Data section:
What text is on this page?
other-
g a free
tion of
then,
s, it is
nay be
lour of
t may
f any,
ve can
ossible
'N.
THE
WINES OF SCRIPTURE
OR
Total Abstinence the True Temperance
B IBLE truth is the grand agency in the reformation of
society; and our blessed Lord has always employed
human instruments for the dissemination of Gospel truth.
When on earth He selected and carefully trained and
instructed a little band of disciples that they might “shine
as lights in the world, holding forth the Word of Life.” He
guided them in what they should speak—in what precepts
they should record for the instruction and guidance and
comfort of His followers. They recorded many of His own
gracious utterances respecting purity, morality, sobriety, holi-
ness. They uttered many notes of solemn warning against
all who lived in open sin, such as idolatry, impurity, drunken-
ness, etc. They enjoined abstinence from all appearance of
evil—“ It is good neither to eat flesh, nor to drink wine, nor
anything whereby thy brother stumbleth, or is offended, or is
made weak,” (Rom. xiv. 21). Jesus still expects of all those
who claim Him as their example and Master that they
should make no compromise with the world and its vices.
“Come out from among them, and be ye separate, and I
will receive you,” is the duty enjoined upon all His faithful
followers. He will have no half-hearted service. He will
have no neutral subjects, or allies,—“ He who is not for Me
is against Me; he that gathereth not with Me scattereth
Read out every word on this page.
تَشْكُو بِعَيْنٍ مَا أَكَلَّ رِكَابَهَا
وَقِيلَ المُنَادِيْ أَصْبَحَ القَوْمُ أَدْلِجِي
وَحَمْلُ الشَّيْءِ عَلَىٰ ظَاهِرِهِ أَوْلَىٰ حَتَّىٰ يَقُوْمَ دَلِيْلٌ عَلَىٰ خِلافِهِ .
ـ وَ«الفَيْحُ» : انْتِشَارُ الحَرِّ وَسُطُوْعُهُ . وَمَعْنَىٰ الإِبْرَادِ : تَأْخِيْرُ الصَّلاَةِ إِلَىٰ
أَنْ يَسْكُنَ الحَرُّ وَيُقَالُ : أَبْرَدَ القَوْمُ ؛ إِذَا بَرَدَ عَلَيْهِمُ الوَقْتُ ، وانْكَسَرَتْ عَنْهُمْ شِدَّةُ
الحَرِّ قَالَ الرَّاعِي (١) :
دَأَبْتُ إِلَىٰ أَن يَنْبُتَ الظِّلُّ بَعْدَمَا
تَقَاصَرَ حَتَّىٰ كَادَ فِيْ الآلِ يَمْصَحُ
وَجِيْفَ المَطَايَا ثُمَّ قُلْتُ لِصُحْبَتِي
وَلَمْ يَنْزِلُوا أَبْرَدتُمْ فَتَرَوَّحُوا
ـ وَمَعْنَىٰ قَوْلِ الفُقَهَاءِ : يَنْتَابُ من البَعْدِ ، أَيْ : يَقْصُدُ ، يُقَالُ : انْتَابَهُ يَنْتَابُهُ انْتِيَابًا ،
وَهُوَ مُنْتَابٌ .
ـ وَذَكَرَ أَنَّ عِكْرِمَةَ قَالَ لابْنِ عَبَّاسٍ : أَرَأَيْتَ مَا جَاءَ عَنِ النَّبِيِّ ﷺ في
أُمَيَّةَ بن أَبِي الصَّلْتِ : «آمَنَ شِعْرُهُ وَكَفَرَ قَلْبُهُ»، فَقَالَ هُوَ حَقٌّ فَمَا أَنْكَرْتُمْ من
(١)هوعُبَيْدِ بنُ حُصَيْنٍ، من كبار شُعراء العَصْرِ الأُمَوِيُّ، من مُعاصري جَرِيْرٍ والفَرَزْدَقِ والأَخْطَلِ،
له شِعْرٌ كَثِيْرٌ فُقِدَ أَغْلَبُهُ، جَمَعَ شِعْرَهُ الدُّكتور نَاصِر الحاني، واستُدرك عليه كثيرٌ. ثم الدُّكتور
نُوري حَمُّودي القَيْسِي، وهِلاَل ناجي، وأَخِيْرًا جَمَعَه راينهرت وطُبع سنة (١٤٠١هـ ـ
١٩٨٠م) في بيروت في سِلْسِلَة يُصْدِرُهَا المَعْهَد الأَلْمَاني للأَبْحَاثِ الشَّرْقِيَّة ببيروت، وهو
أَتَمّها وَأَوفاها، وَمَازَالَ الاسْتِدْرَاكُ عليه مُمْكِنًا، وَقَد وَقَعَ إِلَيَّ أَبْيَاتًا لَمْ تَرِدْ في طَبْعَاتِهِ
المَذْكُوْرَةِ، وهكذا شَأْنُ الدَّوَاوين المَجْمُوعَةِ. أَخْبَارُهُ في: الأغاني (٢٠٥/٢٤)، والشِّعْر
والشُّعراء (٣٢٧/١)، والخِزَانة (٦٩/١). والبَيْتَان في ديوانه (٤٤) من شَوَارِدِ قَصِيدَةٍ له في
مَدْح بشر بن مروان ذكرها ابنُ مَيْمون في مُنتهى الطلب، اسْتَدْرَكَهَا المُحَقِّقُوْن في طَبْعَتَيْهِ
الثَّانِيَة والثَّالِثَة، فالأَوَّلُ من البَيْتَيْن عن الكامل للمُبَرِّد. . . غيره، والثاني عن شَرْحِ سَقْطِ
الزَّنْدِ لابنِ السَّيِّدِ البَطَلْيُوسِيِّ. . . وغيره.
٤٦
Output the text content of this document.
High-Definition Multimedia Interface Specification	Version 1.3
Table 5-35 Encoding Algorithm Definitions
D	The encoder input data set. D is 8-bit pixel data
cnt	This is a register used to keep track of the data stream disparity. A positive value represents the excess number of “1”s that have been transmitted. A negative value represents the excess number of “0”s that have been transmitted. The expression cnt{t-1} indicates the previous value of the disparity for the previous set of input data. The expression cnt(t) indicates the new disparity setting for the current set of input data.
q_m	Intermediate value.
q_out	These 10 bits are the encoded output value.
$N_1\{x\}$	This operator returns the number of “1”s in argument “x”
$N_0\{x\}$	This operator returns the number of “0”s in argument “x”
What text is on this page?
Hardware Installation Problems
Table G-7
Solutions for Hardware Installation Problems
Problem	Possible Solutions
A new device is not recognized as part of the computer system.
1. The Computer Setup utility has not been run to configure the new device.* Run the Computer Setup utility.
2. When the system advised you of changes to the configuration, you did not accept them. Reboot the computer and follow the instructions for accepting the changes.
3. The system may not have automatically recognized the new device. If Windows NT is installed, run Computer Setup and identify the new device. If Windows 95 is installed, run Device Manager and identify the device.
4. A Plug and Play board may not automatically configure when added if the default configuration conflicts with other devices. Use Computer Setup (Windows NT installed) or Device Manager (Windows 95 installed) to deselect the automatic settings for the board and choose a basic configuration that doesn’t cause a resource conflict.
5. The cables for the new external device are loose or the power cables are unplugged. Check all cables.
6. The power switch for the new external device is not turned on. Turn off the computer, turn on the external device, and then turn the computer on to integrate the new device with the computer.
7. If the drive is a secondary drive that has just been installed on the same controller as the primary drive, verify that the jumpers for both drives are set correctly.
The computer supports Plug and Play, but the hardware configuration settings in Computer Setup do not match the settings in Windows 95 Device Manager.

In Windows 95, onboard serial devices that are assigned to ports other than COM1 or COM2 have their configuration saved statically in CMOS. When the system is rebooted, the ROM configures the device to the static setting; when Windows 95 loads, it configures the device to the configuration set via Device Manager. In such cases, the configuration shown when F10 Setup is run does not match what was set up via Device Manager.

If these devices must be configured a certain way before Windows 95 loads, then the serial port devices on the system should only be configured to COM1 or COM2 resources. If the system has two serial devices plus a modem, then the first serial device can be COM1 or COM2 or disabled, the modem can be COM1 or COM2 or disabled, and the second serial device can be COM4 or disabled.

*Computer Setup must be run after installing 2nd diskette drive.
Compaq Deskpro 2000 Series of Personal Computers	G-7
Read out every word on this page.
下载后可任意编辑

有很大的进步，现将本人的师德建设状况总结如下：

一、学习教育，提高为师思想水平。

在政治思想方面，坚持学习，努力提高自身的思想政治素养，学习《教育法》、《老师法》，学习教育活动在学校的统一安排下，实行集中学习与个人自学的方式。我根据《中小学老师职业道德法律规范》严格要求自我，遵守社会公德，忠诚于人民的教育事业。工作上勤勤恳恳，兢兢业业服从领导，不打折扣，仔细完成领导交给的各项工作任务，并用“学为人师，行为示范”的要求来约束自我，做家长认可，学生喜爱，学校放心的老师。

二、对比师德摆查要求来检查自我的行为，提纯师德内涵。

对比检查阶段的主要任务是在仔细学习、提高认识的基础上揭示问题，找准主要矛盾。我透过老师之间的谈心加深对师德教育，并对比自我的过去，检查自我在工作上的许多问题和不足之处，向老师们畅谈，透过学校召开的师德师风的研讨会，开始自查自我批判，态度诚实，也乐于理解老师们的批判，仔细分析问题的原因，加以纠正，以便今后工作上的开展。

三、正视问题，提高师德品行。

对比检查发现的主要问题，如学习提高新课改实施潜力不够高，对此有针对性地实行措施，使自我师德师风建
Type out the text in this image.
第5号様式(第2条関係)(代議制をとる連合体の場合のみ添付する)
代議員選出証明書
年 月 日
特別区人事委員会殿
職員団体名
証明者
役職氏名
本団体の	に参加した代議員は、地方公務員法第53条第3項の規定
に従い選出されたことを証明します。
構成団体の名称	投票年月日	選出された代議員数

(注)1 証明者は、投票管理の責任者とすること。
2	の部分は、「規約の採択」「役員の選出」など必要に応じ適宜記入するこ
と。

Task instructions: Review the preceding data and report every line that includes the string "them".

Finished exercise:
guided them in what they should speak—in what precepts
“Come out from among them, and be ye separate, and I
2. When the system advised you of changes to the configuration, you did not accept them. Reboot the computer and follow the instructions for accepting the changes.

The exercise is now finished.